··· SUPPLIED DATA

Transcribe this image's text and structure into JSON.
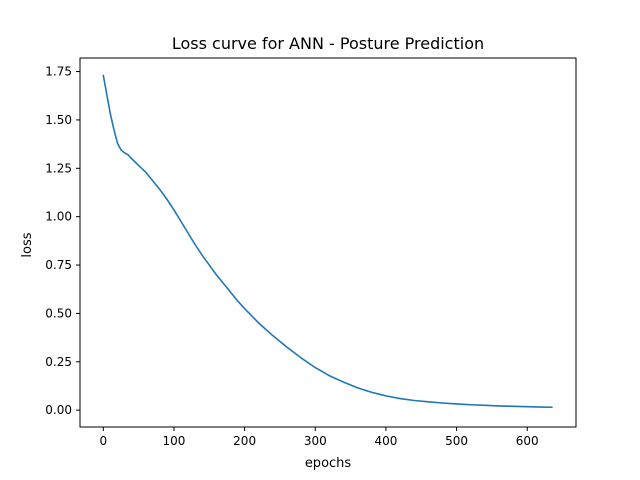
{
  "chart_data": {
    "type": "line",
    "title": "Loss curve for ANN - Posture Prediction",
    "xlabel": "epochs",
    "ylabel": "loss",
    "xlim": [
      -33,
      669
    ],
    "ylim": [
      -0.087,
      1.82
    ],
    "xticks": [
      0,
      100,
      200,
      300,
      400,
      500,
      600
    ],
    "yticks": [
      0.0,
      0.25,
      0.5,
      0.75,
      1.0,
      1.25,
      1.5,
      1.75
    ],
    "xtick_labels": [
      "0",
      "100",
      "200",
      "300",
      "400",
      "500",
      "600"
    ],
    "ytick_labels": [
      "0.00",
      "0.25",
      "0.50",
      "0.75",
      "1.00",
      "1.25",
      "1.50",
      "1.75"
    ],
    "grid": false,
    "series": [
      {
        "color": "#1f77b4",
        "x": [
          0,
          5,
          10,
          15,
          20,
          25,
          30,
          35,
          40,
          50,
          60,
          70,
          80,
          90,
          100,
          110,
          120,
          130,
          140,
          150,
          160,
          170,
          180,
          190,
          200,
          220,
          240,
          260,
          280,
          300,
          320,
          340,
          360,
          380,
          400,
          420,
          440,
          460,
          480,
          500,
          520,
          540,
          560,
          580,
          600,
          620,
          635
        ],
        "y": [
          1.73,
          1.63,
          1.53,
          1.45,
          1.38,
          1.345,
          1.33,
          1.32,
          1.3,
          1.265,
          1.23,
          1.185,
          1.14,
          1.09,
          1.035,
          0.975,
          0.915,
          0.855,
          0.8,
          0.75,
          0.7,
          0.655,
          0.61,
          0.565,
          0.525,
          0.45,
          0.385,
          0.325,
          0.27,
          0.22,
          0.178,
          0.145,
          0.115,
          0.092,
          0.074,
          0.06,
          0.05,
          0.043,
          0.037,
          0.032,
          0.028,
          0.025,
          0.022,
          0.02,
          0.018,
          0.016,
          0.015
        ]
      }
    ]
  }
}
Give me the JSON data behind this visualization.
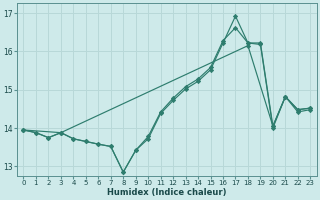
{
  "xlabel": "Humidex (Indice chaleur)",
  "background_color": "#ceeaea",
  "grid_color": "#b8d8d8",
  "line_color": "#2e7d6e",
  "xlim": [
    -0.5,
    23.5
  ],
  "ylim": [
    12.75,
    17.25
  ],
  "xticks": [
    0,
    1,
    2,
    3,
    4,
    5,
    6,
    7,
    8,
    9,
    10,
    11,
    12,
    13,
    14,
    15,
    16,
    17,
    18,
    19,
    20,
    21,
    22,
    23
  ],
  "yticks": [
    13,
    14,
    15,
    16,
    17
  ],
  "line1_x": [
    0,
    1,
    2,
    3,
    4,
    5,
    6,
    7,
    8,
    9,
    10,
    11,
    12,
    13,
    14,
    15,
    16,
    17,
    18,
    19,
    20,
    21,
    22,
    23
  ],
  "line1_y": [
    13.95,
    13.88,
    13.75,
    13.88,
    13.72,
    13.65,
    13.58,
    13.52,
    12.85,
    13.42,
    13.78,
    14.42,
    14.78,
    15.08,
    15.28,
    15.58,
    16.28,
    16.62,
    16.22,
    16.22,
    14.05,
    14.82,
    14.48,
    14.52
  ],
  "line2_x": [
    0,
    1,
    2,
    3,
    4,
    5,
    6,
    7,
    8,
    9,
    10,
    11,
    12,
    13,
    14,
    15,
    16,
    17,
    18,
    19,
    20,
    21,
    22,
    23
  ],
  "line2_y": [
    13.95,
    13.88,
    13.75,
    13.88,
    13.72,
    13.65,
    13.58,
    13.52,
    12.85,
    13.42,
    13.72,
    14.38,
    14.72,
    15.02,
    15.22,
    15.52,
    16.22,
    16.92,
    16.22,
    16.18,
    14.0,
    14.82,
    14.42,
    14.48
  ],
  "line3_x": [
    0,
    3,
    18,
    20,
    21,
    22,
    23
  ],
  "line3_y": [
    13.95,
    13.88,
    16.15,
    14.05,
    14.82,
    14.48,
    14.52
  ]
}
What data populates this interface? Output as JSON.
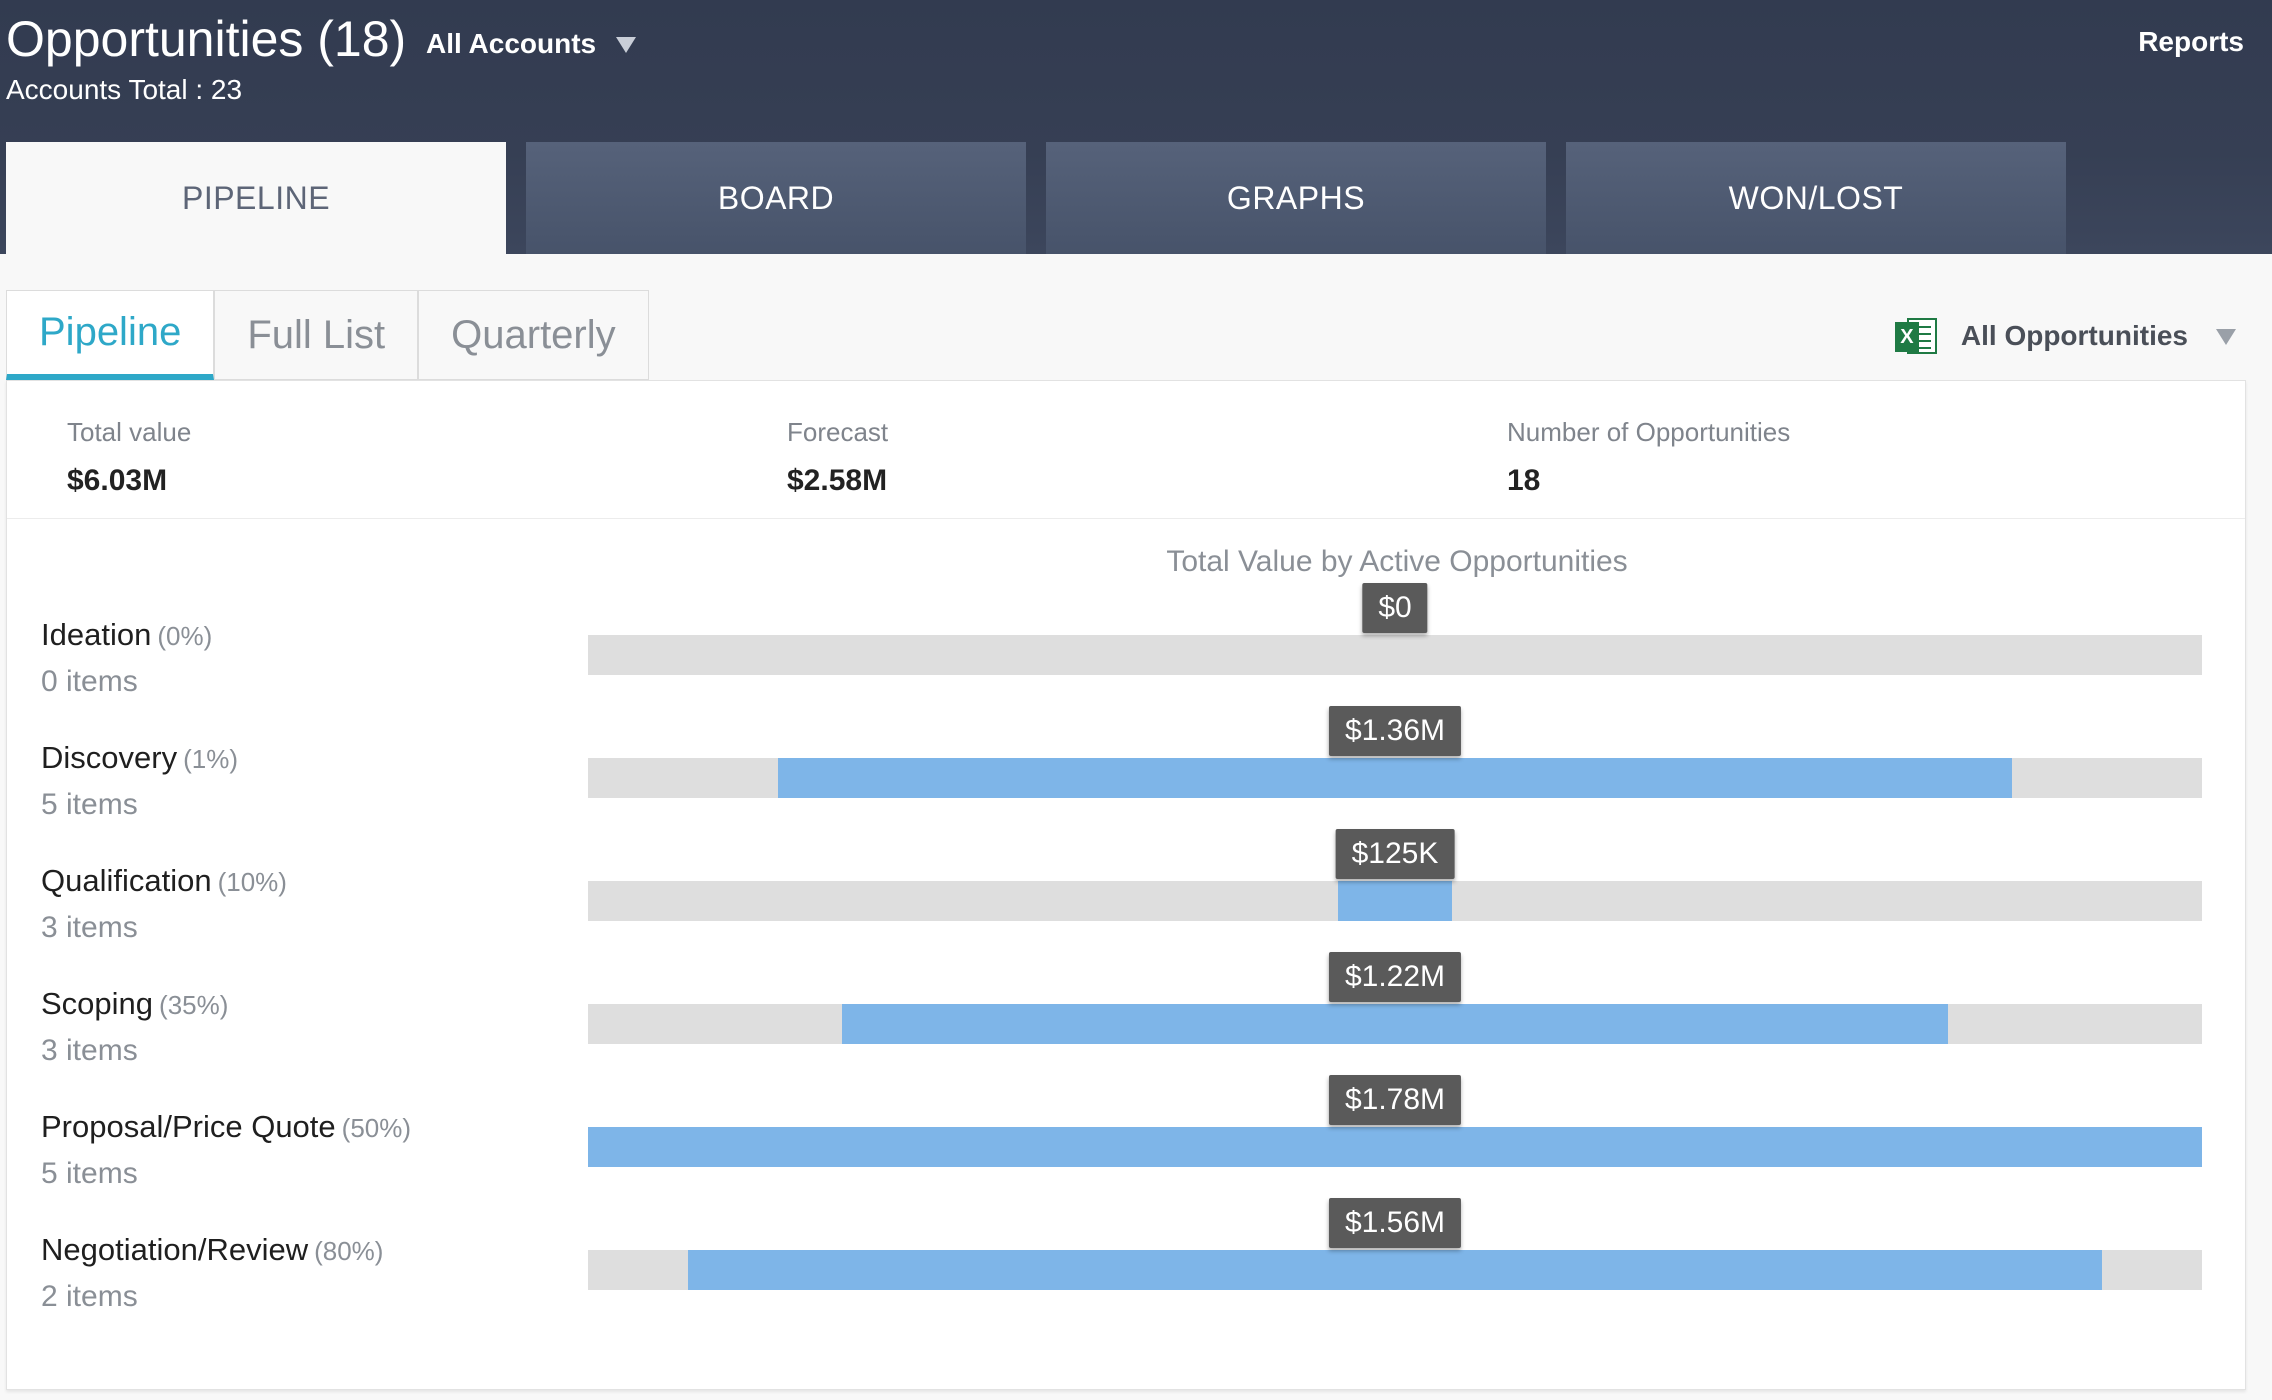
{
  "header": {
    "title": "Opportunities (18)",
    "account_filter": "All Accounts",
    "accounts_total": "Accounts Total : 23",
    "reports_label": "Reports"
  },
  "main_tabs": [
    {
      "label": "PIPELINE",
      "active": true
    },
    {
      "label": "BOARD",
      "active": false
    },
    {
      "label": "GRAPHS",
      "active": false
    },
    {
      "label": "WON/LOST",
      "active": false
    }
  ],
  "sub_tabs": [
    {
      "label": "Pipeline",
      "active": true
    },
    {
      "label": "Full List",
      "active": false
    },
    {
      "label": "Quarterly",
      "active": false
    }
  ],
  "export": {
    "icon": "excel-icon",
    "icon_letter": "X",
    "opportunity_filter": "All Opportunities"
  },
  "stats": [
    {
      "label": "Total value",
      "value": "$6.03M"
    },
    {
      "label": "Forecast",
      "value": "$2.58M"
    },
    {
      "label": "Number of Opportunities",
      "value": "18"
    }
  ],
  "chart_data": {
    "type": "bar",
    "title": "Total Value by Active Opportunities",
    "orientation": "horizontal-centered",
    "categories": [
      "Ideation",
      "Discovery",
      "Qualification",
      "Scoping",
      "Proposal/Price Quote",
      "Negotiation/Review"
    ],
    "stages": [
      {
        "name": "Ideation",
        "probability": "(0%)",
        "items": "0 items",
        "value": 0,
        "value_label": "$0"
      },
      {
        "name": "Discovery",
        "probability": "(1%)",
        "items": "5 items",
        "value": 1360000,
        "value_label": "$1.36M"
      },
      {
        "name": "Qualification",
        "probability": "(10%)",
        "items": "3 items",
        "value": 125000,
        "value_label": "$125K"
      },
      {
        "name": "Scoping",
        "probability": "(35%)",
        "items": "3 items",
        "value": 1220000,
        "value_label": "$1.22M"
      },
      {
        "name": "Proposal/Price Quote",
        "probability": "(50%)",
        "items": "5 items",
        "value": 1780000,
        "value_label": "$1.78M"
      },
      {
        "name": "Negotiation/Review",
        "probability": "(80%)",
        "items": "2 items",
        "value": 1560000,
        "value_label": "$1.56M"
      }
    ],
    "max_value": 1780000,
    "colors": {
      "fill": "#7eb5e8",
      "track": "#dedede",
      "badge": "#5a5a5a"
    }
  },
  "colors": {
    "header_bg": "#343d52",
    "active_tab_text": "#5d6577",
    "accent": "#2ea8c8",
    "excel_green": "#1f7a44"
  }
}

······

- WHAT THIS TASK INVOLVES:
Transcribe the preceding listing in its entirety and with exact wording, leaving out pictures.

- FULL SOLUTION:
Transcribe this image's text and structure into JSON.
{
  "chart_data": {
    "type": "line",
    "title": "Loss curve for ANN - Posture Prediction",
    "xlabel": "epochs",
    "ylabel": "loss",
    "xlim": [
      -33,
      669
    ],
    "ylim": [
      -0.087,
      1.82
    ],
    "xticks": [
      0,
      100,
      200,
      300,
      400,
      500,
      600
    ],
    "yticks": [
      0.0,
      0.25,
      0.5,
      0.75,
      1.0,
      1.25,
      1.5,
      1.75
    ],
    "xtick_labels": [
      "0",
      "100",
      "200",
      "300",
      "400",
      "500",
      "600"
    ],
    "ytick_labels": [
      "0.00",
      "0.25",
      "0.50",
      "0.75",
      "1.00",
      "1.25",
      "1.50",
      "1.75"
    ],
    "grid": false,
    "series": [
      {
        "color": "#1f77b4",
        "x": [
          0,
          5,
          10,
          15,
          20,
          25,
          30,
          35,
          40,
          50,
          60,
          70,
          80,
          90,
          100,
          110,
          120,
          130,
          140,
          150,
          160,
          170,
          180,
          190,
          200,
          220,
          240,
          260,
          280,
          300,
          320,
          340,
          360,
          380,
          400,
          420,
          440,
          460,
          480,
          500,
          520,
          540,
          560,
          580,
          600,
          620,
          635
        ],
        "y": [
          1.73,
          1.63,
          1.53,
          1.45,
          1.38,
          1.345,
          1.33,
          1.32,
          1.3,
          1.265,
          1.23,
          1.185,
          1.14,
          1.09,
          1.035,
          0.975,
          0.915,
          0.855,
          0.8,
          0.75,
          0.7,
          0.655,
          0.61,
          0.565,
          0.525,
          0.45,
          0.385,
          0.325,
          0.27,
          0.22,
          0.178,
          0.145,
          0.115,
          0.092,
          0.074,
          0.06,
          0.05,
          0.043,
          0.037,
          0.032,
          0.028,
          0.025,
          0.022,
          0.02,
          0.018,
          0.016,
          0.015
        ]
      }
    ]
  }
}
Give me the JSON data behind this visualization.
{
  "xlabel": "Humidex (Indice chaleur)",
  "background_color": "#ceeaea",
  "grid_color": "#b8d8d8",
  "line_color": "#2e7d6e",
  "xlim": [
    -0.5,
    23.5
  ],
  "ylim": [
    12.75,
    17.25
  ],
  "xticks": [
    0,
    1,
    2,
    3,
    4,
    5,
    6,
    7,
    8,
    9,
    10,
    11,
    12,
    13,
    14,
    15,
    16,
    17,
    18,
    19,
    20,
    21,
    22,
    23
  ],
  "yticks": [
    13,
    14,
    15,
    16,
    17
  ],
  "line1_x": [
    0,
    1,
    2,
    3,
    4,
    5,
    6,
    7,
    8,
    9,
    10,
    11,
    12,
    13,
    14,
    15,
    16,
    17,
    18,
    19,
    20,
    21,
    22,
    23
  ],
  "line1_y": [
    13.95,
    13.88,
    13.75,
    13.88,
    13.72,
    13.65,
    13.58,
    13.52,
    12.85,
    13.42,
    13.78,
    14.42,
    14.78,
    15.08,
    15.28,
    15.58,
    16.28,
    16.62,
    16.22,
    16.22,
    14.05,
    14.82,
    14.48,
    14.52
  ],
  "line2_x": [
    0,
    1,
    2,
    3,
    4,
    5,
    6,
    7,
    8,
    9,
    10,
    11,
    12,
    13,
    14,
    15,
    16,
    17,
    18,
    19,
    20,
    21,
    22,
    23
  ],
  "line2_y": [
    13.95,
    13.88,
    13.75,
    13.88,
    13.72,
    13.65,
    13.58,
    13.52,
    12.85,
    13.42,
    13.72,
    14.38,
    14.72,
    15.02,
    15.22,
    15.52,
    16.22,
    16.92,
    16.22,
    16.18,
    14.0,
    14.82,
    14.42,
    14.48
  ],
  "line3_x": [
    0,
    3,
    18,
    20,
    21,
    22,
    23
  ],
  "line3_y": [
    13.95,
    13.88,
    16.15,
    14.05,
    14.82,
    14.48,
    14.52
  ]
}
What data populates this interface? Output as JSON.
{
  "header": {
    "title": "Opportunities (18)",
    "account_filter": "All Accounts",
    "accounts_total": "Accounts Total : 23",
    "reports_label": "Reports"
  },
  "main_tabs": [
    {
      "label": "PIPELINE",
      "active": true
    },
    {
      "label": "BOARD",
      "active": false
    },
    {
      "label": "GRAPHS",
      "active": false
    },
    {
      "label": "WON/LOST",
      "active": false
    }
  ],
  "sub_tabs": [
    {
      "label": "Pipeline",
      "active": true
    },
    {
      "label": "Full List",
      "active": false
    },
    {
      "label": "Quarterly",
      "active": false
    }
  ],
  "export": {
    "icon": "excel-icon",
    "icon_letter": "X",
    "opportunity_filter": "All Opportunities"
  },
  "stats": [
    {
      "label": "Total value",
      "value": "$6.03M"
    },
    {
      "label": "Forecast",
      "value": "$2.58M"
    },
    {
      "label": "Number of Opportunities",
      "value": "18"
    }
  ],
  "chart_data": {
    "type": "bar",
    "title": "Total Value by Active Opportunities",
    "orientation": "horizontal-centered",
    "categories": [
      "Ideation",
      "Discovery",
      "Qualification",
      "Scoping",
      "Proposal/Price Quote",
      "Negotiation/Review"
    ],
    "stages": [
      {
        "name": "Ideation",
        "probability": "(0%)",
        "items": "0 items",
        "value": 0,
        "value_label": "$0"
      },
      {
        "name": "Discovery",
        "probability": "(1%)",
        "items": "5 items",
        "value": 1360000,
        "value_label": "$1.36M"
      },
      {
        "name": "Qualification",
        "probability": "(10%)",
        "items": "3 items",
        "value": 125000,
        "value_label": "$125K"
      },
      {
        "name": "Scoping",
        "probability": "(35%)",
        "items": "3 items",
        "value": 1220000,
        "value_label": "$1.22M"
      },
      {
        "name": "Proposal/Price Quote",
        "probability": "(50%)",
        "items": "5 items",
        "value": 1780000,
        "value_label": "$1.78M"
      },
      {
        "name": "Negotiation/Review",
        "probability": "(80%)",
        "items": "2 items",
        "value": 1560000,
        "value_label": "$1.56M"
      }
    ],
    "max_value": 1780000,
    "colors": {
      "fill": "#7eb5e8",
      "track": "#dedede",
      "badge": "#5a5a5a"
    }
  },
  "colors": {
    "header_bg": "#343d52",
    "active_tab_text": "#5d6577",
    "accent": "#2ea8c8",
    "excel_green": "#1f7a44"
  }
}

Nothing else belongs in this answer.